• **What needs to be done**: Filter the records below for the word "cart". Copy each line that holds it.

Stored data
· · ·
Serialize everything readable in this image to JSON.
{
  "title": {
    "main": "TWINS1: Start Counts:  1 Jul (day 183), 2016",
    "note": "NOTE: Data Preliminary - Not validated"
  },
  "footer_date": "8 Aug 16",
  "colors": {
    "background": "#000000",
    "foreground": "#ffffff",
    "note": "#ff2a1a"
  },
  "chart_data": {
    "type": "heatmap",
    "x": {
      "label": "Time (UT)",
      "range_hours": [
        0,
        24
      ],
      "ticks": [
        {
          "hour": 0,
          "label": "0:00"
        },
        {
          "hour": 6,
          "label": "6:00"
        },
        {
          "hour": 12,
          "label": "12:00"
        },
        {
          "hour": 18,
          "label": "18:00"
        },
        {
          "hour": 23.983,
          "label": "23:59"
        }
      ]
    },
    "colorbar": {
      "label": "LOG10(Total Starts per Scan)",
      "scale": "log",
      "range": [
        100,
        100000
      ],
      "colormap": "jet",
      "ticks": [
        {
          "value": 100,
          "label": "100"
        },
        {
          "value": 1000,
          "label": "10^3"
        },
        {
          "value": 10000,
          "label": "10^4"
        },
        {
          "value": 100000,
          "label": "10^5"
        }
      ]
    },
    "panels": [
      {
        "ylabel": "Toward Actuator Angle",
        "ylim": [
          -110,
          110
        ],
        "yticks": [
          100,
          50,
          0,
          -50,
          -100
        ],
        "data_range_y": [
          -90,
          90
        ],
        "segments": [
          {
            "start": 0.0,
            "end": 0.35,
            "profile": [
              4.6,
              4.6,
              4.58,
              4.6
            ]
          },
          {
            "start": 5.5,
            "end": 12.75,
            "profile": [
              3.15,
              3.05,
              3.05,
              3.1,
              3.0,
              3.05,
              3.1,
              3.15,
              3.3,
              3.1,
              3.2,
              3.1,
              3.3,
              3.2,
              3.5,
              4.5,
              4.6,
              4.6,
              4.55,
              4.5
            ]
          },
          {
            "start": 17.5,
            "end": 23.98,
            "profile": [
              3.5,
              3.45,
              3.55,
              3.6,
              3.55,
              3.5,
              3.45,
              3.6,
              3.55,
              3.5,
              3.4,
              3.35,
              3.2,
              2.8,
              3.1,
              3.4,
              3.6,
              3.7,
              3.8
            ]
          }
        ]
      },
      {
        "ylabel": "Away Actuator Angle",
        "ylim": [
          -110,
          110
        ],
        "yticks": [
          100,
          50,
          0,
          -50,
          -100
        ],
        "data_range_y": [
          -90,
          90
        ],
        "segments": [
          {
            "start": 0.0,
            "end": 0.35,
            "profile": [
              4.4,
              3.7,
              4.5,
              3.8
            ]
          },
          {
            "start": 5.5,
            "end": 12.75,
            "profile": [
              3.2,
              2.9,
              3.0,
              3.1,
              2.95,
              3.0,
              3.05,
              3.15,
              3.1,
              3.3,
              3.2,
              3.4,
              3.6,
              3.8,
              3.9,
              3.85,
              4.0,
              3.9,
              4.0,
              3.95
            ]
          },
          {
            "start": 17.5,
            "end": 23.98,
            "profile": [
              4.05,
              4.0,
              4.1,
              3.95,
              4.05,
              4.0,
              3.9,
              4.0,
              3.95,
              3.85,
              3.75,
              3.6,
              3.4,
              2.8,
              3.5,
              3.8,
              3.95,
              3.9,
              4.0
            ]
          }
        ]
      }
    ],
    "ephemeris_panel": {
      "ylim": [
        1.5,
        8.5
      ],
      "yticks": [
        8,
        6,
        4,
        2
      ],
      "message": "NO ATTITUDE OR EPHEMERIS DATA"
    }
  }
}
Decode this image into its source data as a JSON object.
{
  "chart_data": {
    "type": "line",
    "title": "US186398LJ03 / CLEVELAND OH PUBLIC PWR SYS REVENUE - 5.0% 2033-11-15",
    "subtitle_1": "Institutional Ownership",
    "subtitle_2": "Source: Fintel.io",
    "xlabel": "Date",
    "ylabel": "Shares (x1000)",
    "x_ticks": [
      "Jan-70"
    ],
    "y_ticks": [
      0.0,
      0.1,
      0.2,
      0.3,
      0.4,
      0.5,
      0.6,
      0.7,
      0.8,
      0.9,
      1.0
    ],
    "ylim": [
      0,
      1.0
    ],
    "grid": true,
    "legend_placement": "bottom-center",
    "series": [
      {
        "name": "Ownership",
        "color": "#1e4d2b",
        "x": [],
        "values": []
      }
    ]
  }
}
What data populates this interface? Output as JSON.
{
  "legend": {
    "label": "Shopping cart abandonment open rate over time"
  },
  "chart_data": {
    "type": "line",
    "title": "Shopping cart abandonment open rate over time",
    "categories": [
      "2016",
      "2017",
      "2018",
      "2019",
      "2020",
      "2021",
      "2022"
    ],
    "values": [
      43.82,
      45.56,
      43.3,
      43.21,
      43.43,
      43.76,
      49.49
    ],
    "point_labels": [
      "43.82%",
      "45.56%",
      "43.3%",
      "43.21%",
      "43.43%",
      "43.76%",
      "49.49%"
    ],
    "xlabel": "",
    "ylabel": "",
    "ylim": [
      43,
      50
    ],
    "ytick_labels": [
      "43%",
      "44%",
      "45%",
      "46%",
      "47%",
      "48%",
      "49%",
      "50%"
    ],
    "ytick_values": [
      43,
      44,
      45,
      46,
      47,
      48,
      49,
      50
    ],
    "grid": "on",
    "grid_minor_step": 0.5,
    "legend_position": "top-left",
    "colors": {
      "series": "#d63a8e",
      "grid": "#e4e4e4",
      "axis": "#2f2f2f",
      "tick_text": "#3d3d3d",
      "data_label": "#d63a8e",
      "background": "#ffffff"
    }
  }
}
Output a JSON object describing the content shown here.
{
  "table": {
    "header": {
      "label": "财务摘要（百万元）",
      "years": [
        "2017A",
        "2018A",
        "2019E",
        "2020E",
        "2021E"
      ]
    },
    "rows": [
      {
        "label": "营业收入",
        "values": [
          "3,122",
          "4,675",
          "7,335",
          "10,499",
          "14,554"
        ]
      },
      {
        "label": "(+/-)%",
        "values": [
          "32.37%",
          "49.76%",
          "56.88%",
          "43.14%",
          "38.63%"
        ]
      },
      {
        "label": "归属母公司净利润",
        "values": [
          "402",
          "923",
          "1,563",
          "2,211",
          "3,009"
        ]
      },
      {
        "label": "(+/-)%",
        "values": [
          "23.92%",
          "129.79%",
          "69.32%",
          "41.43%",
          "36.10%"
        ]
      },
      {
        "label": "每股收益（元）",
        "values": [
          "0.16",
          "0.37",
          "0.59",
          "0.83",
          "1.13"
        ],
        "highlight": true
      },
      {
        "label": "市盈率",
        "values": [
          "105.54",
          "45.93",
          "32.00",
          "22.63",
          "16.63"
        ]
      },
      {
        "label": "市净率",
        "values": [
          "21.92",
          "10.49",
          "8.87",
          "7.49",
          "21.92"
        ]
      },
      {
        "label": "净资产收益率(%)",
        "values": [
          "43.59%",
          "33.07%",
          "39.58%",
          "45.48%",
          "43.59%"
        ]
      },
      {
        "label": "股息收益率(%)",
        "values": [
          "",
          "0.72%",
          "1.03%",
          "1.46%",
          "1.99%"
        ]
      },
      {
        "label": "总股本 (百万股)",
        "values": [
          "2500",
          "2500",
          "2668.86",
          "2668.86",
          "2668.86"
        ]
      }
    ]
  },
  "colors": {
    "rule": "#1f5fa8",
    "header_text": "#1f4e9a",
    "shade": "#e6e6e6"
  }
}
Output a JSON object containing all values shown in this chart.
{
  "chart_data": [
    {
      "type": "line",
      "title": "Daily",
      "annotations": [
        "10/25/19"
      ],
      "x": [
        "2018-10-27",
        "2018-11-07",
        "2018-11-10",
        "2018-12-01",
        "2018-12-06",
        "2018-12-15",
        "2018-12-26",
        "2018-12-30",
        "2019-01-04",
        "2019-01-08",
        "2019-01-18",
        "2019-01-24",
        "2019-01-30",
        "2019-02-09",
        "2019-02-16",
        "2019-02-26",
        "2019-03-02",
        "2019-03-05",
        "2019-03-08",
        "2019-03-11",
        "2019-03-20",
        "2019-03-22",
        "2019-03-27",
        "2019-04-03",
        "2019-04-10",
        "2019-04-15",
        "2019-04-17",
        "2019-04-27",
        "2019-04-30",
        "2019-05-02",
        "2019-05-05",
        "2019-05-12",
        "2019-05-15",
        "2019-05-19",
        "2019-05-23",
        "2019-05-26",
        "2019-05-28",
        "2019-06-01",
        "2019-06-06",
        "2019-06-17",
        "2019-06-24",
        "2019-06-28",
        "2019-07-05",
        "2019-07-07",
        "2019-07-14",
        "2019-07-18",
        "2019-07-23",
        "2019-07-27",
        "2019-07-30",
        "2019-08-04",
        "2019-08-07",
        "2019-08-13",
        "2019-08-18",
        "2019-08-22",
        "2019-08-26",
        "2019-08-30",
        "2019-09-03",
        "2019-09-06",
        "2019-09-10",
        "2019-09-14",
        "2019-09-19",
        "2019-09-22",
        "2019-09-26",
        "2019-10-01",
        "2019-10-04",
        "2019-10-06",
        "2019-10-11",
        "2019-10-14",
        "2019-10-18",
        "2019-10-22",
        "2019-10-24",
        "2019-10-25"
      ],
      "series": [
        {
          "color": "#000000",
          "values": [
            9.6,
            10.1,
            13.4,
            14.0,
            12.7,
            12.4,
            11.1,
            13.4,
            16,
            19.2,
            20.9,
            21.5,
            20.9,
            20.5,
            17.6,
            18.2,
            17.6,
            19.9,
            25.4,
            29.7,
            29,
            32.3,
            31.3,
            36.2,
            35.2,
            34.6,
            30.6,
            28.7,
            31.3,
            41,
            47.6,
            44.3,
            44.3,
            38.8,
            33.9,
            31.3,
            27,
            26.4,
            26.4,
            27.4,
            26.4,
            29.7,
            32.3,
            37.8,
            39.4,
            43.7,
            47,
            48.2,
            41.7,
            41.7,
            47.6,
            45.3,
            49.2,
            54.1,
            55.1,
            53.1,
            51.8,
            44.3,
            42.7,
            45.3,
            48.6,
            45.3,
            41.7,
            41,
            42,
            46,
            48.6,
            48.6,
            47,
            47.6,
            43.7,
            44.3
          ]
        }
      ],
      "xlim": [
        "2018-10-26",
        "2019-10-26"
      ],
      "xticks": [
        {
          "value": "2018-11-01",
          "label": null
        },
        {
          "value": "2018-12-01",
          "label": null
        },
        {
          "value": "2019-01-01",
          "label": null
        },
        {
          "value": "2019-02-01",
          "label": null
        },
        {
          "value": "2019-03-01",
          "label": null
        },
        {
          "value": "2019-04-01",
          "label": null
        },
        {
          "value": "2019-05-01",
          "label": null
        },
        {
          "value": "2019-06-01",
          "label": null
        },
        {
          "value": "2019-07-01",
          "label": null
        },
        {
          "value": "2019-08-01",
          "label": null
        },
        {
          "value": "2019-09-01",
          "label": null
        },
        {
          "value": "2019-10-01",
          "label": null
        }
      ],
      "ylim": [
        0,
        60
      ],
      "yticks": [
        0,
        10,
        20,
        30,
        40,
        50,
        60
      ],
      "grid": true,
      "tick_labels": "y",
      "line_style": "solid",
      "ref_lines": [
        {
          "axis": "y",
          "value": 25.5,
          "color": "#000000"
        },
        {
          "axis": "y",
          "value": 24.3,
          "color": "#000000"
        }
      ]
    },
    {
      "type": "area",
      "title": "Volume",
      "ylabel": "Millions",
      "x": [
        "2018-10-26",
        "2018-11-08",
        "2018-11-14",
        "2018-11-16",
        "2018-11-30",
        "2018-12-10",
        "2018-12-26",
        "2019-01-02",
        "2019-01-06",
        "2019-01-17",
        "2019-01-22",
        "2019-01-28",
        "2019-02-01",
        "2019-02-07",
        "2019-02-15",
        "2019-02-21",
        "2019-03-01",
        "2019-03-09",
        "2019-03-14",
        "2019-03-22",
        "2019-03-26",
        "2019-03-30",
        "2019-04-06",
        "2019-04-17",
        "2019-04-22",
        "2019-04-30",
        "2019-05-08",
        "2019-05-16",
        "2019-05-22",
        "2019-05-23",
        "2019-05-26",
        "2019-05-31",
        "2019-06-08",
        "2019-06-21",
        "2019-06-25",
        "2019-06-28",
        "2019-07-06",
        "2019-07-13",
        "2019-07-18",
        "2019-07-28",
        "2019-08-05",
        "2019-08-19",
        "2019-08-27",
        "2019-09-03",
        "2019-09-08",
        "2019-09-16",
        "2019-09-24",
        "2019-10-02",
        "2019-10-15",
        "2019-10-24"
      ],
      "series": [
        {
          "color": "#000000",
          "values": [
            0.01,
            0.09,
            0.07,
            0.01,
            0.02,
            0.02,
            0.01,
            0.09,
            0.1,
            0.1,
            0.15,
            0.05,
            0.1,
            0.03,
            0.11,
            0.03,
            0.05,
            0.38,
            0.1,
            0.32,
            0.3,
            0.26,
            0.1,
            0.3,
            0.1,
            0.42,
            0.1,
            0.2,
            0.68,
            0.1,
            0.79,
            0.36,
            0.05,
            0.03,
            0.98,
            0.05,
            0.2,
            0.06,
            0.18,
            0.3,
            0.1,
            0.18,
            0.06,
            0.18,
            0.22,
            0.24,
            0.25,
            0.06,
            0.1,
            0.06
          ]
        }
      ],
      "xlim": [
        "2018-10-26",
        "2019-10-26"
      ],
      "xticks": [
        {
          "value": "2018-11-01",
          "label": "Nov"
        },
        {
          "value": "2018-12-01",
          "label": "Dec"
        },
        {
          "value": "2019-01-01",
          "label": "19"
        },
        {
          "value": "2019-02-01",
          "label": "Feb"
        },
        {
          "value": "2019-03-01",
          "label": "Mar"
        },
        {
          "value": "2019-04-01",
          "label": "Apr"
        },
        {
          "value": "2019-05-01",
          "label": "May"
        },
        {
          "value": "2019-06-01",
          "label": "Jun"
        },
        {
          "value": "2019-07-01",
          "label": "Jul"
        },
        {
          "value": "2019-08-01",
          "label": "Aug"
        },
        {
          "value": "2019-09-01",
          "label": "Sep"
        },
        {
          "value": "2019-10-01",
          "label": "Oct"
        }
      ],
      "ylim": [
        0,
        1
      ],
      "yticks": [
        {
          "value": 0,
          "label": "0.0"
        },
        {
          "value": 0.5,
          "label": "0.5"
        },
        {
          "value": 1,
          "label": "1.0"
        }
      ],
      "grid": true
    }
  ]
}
· · ·
• **Answer to the exercise**:
    "label": "Shopping cart abandonment open rate over time"
    "title": "Shopping cart abandonment open rate over time",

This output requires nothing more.